Prompt: What is the number of lines in the entries that include the word "Gold"? Respond with the number only.

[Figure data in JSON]
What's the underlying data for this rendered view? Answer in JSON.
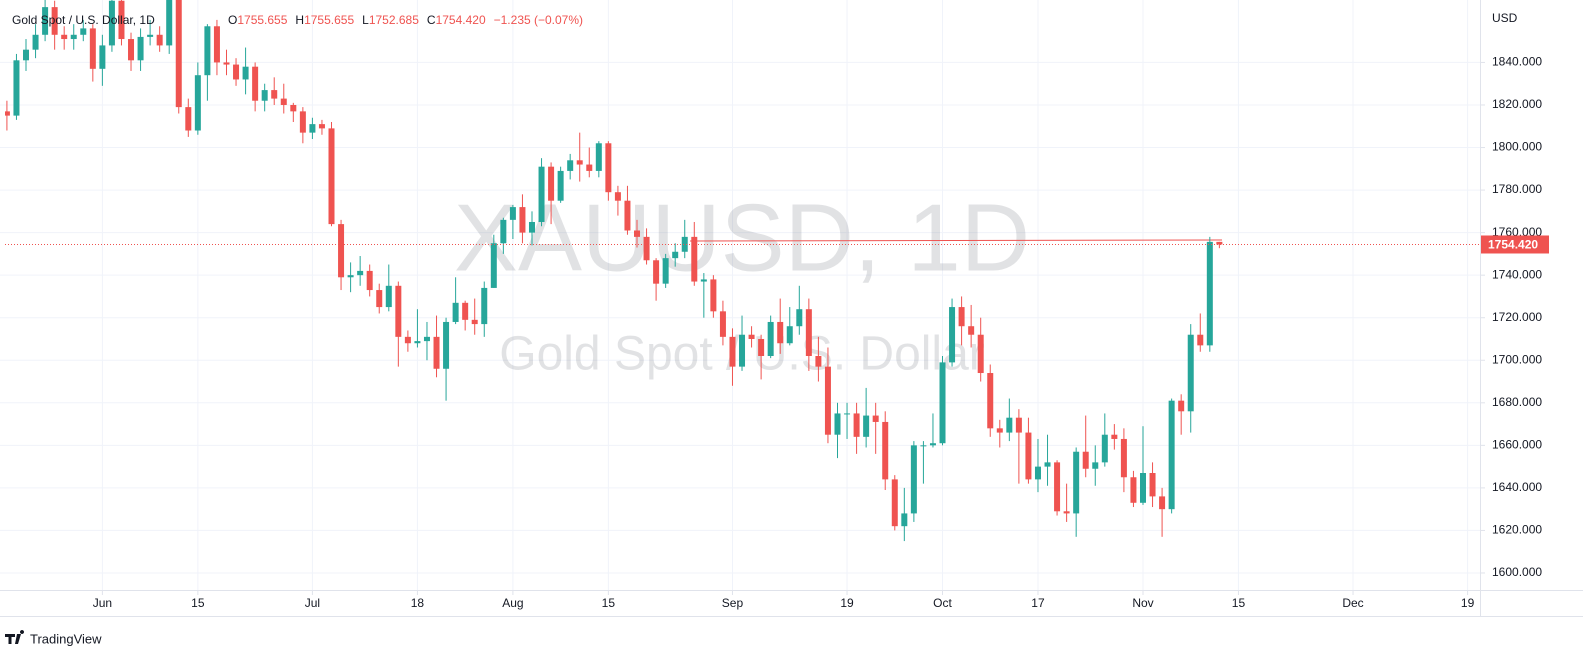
{
  "chart_data": {
    "type": "candlestick",
    "title": "Gold Spot / U.S. Dollar, 1D",
    "ohlc_header": [
      {
        "label": "O",
        "value": "1755.655"
      },
      {
        "label": "H",
        "value": "1755.655"
      },
      {
        "label": "L",
        "value": "1752.685"
      },
      {
        "label": "C",
        "value": "1754.420"
      }
    ],
    "change": "−1.235 (−0.07%)",
    "watermark": "XAUUSD, 1D",
    "watermark_subtitle": "Gold Spot / U.S. Dollar",
    "y_axis_label": "USD",
    "last_price_label": "1754.420",
    "brand": "TradingView",
    "up_color": "#26a69a",
    "down_color": "#ef5350",
    "grid": true,
    "open": [
      1817,
      1815,
      1841,
      1846,
      1853,
      1866,
      1853,
      1851,
      1853,
      1856,
      1837,
      1848,
      1869,
      1851,
      1841,
      1852,
      1853,
      1848,
      1871,
      1819,
      1808,
      1834,
      1857,
      1840,
      1839,
      1832,
      1838,
      1822,
      1827,
      1823,
      1820,
      1817,
      1807,
      1811,
      1809,
      1764,
      1739,
      1740,
      1742,
      1733,
      1725,
      1735,
      1711,
      1708,
      1709,
      1711,
      1696,
      1718,
      1727,
      1719,
      1717,
      1734,
      1755,
      1766,
      1772,
      1760,
      1765,
      1791,
      1775,
      1789,
      1794,
      1792,
      1789,
      1802,
      1779,
      1775,
      1761,
      1758,
      1747,
      1736,
      1748,
      1751,
      1758,
      1737,
      1738,
      1723,
      1711,
      1697,
      1712,
      1710,
      1702,
      1718,
      1708,
      1716,
      1724,
      1702,
      1697,
      1665,
      1675,
      1675,
      1664,
      1674,
      1671,
      1644,
      1622,
      1628,
      1660,
      1660,
      1661,
      1699,
      1725,
      1716,
      1712,
      1694,
      1668,
      1666,
      1673,
      1666,
      1644,
      1650,
      1652,
      1629,
      1628,
      1657,
      1649,
      1652,
      1665,
      1663,
      1645,
      1633,
      1647,
      1636,
      1630,
      1681,
      1676,
      1712,
      1707,
      1755.655
    ],
    "high": [
      1822,
      1844,
      1851,
      1858,
      1870,
      1869,
      1857,
      1858,
      1860,
      1858,
      1853,
      1872,
      1874,
      1854,
      1856,
      1860,
      1857,
      1875,
      1875,
      1823,
      1840,
      1858,
      1860,
      1846,
      1842,
      1847,
      1840,
      1830,
      1833,
      1830,
      1821,
      1819,
      1814,
      1813,
      1812,
      1766,
      1746,
      1749,
      1745,
      1736,
      1745,
      1737,
      1714,
      1724,
      1718,
      1721,
      1720,
      1739,
      1728,
      1729,
      1737,
      1759,
      1767,
      1773,
      1778,
      1770,
      1795,
      1793,
      1791,
      1797,
      1807,
      1800,
      1803,
      1803,
      1782,
      1782,
      1766,
      1762,
      1748,
      1750,
      1755,
      1766,
      1765,
      1741,
      1740,
      1728,
      1715,
      1721,
      1716,
      1712,
      1721,
      1729,
      1725,
      1735,
      1729,
      1711,
      1706,
      1680,
      1680,
      1680,
      1687,
      1680,
      1676,
      1646,
      1640,
      1662,
      1662,
      1675,
      1702,
      1729,
      1730,
      1726,
      1720,
      1698,
      1672,
      1682,
      1677,
      1673,
      1663,
      1665,
      1653,
      1642,
      1659,
      1674,
      1660,
      1675,
      1670,
      1668,
      1648,
      1669,
      1652,
      1640,
      1682,
      1684,
      1717,
      1722,
      1758,
      1755.655
    ],
    "low": [
      1808,
      1813,
      1836,
      1842,
      1850,
      1846,
      1846,
      1846,
      1850,
      1831,
      1829,
      1845,
      1848,
      1836,
      1836,
      1848,
      1845,
      1844,
      1816,
      1805,
      1806,
      1822,
      1834,
      1834,
      1829,
      1825,
      1817,
      1817,
      1820,
      1816,
      1812,
      1802,
      1804,
      1806,
      1763,
      1733,
      1732,
      1735,
      1730,
      1722,
      1723,
      1697,
      1704,
      1706,
      1700,
      1692,
      1681,
      1717,
      1714,
      1712,
      1711,
      1734,
      1750,
      1757,
      1755,
      1754,
      1763,
      1764,
      1774,
      1785,
      1784,
      1786,
      1786,
      1775,
      1768,
      1759,
      1753,
      1745,
      1728,
      1734,
      1744,
      1748,
      1735,
      1720,
      1720,
      1707,
      1688,
      1695,
      1706,
      1691,
      1701,
      1703,
      1707,
      1712,
      1695,
      1690,
      1661,
      1654,
      1663,
      1656,
      1659,
      1656,
      1639,
      1620,
      1615,
      1624,
      1642,
      1659,
      1660,
      1697,
      1707,
      1706,
      1690,
      1664,
      1659,
      1662,
      1642,
      1642,
      1638,
      1641,
      1627,
      1624,
      1617,
      1645,
      1641,
      1650,
      1658,
      1638,
      1631,
      1632,
      1631,
      1617,
      1628,
      1665,
      1666,
      1704,
      1704,
      1752.685
    ],
    "close": [
      1815,
      1841,
      1846,
      1853,
      1866,
      1853,
      1851,
      1853,
      1856,
      1837,
      1848,
      1869,
      1851,
      1841,
      1852,
      1853,
      1848,
      1871,
      1819,
      1808,
      1834,
      1857,
      1840,
      1839,
      1832,
      1838,
      1822,
      1827,
      1823,
      1820,
      1817,
      1807,
      1811,
      1809,
      1764,
      1739,
      1740,
      1742,
      1733,
      1725,
      1735,
      1711,
      1708,
      1709,
      1711,
      1696,
      1718,
      1727,
      1719,
      1717,
      1734,
      1755,
      1766,
      1772,
      1760,
      1765,
      1791,
      1775,
      1789,
      1794,
      1792,
      1789,
      1802,
      1779,
      1775,
      1761,
      1758,
      1747,
      1736,
      1748,
      1751,
      1758,
      1737,
      1738,
      1723,
      1711,
      1697,
      1712,
      1710,
      1702,
      1718,
      1708,
      1716,
      1724,
      1702,
      1697,
      1665,
      1675,
      1675,
      1664,
      1674,
      1671,
      1644,
      1622,
      1628,
      1660,
      1660,
      1661,
      1699,
      1725,
      1716,
      1712,
      1694,
      1668,
      1666,
      1673,
      1666,
      1644,
      1650,
      1652,
      1629,
      1628,
      1657,
      1649,
      1652,
      1665,
      1663,
      1645,
      1633,
      1647,
      1636,
      1630,
      1681,
      1676,
      1712,
      1707,
      1755.655,
      1754.42
    ],
    "xlim": [
      -0.2,
      154.3
    ],
    "xticks": [
      {
        "value": 10,
        "label": "Jun"
      },
      {
        "value": 20,
        "label": "15"
      },
      {
        "value": 32,
        "label": "Jul"
      },
      {
        "value": 43,
        "label": "18"
      },
      {
        "value": 53,
        "label": "Aug"
      },
      {
        "value": 63,
        "label": "15"
      },
      {
        "value": 76,
        "label": "Sep"
      },
      {
        "value": 88,
        "label": "19"
      },
      {
        "value": 98,
        "label": "Oct"
      },
      {
        "value": 108,
        "label": "17"
      },
      {
        "value": 119,
        "label": "Nov"
      },
      {
        "value": 129,
        "label": "15"
      },
      {
        "value": 141,
        "label": "Dec"
      },
      {
        "value": 153,
        "label": "19"
      }
    ],
    "ylim": [
      1592,
      1867
    ],
    "yticks": [
      {
        "value": 1600,
        "label": "1600.000"
      },
      {
        "value": 1620,
        "label": "1620.000"
      },
      {
        "value": 1640,
        "label": "1640.000"
      },
      {
        "value": 1660,
        "label": "1660.000"
      },
      {
        "value": 1680,
        "label": "1680.000"
      },
      {
        "value": 1700,
        "label": "1700.000"
      },
      {
        "value": 1720,
        "label": "1720.000"
      },
      {
        "value": 1740,
        "label": "1740.000"
      },
      {
        "value": 1760,
        "label": "1760.000"
      },
      {
        "value": 1780,
        "label": "1780.000"
      },
      {
        "value": 1800,
        "label": "1800.000"
      },
      {
        "value": 1820,
        "label": "1820.000"
      },
      {
        "value": 1840,
        "label": "1840.000"
      }
    ]
  }
}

Reply: 2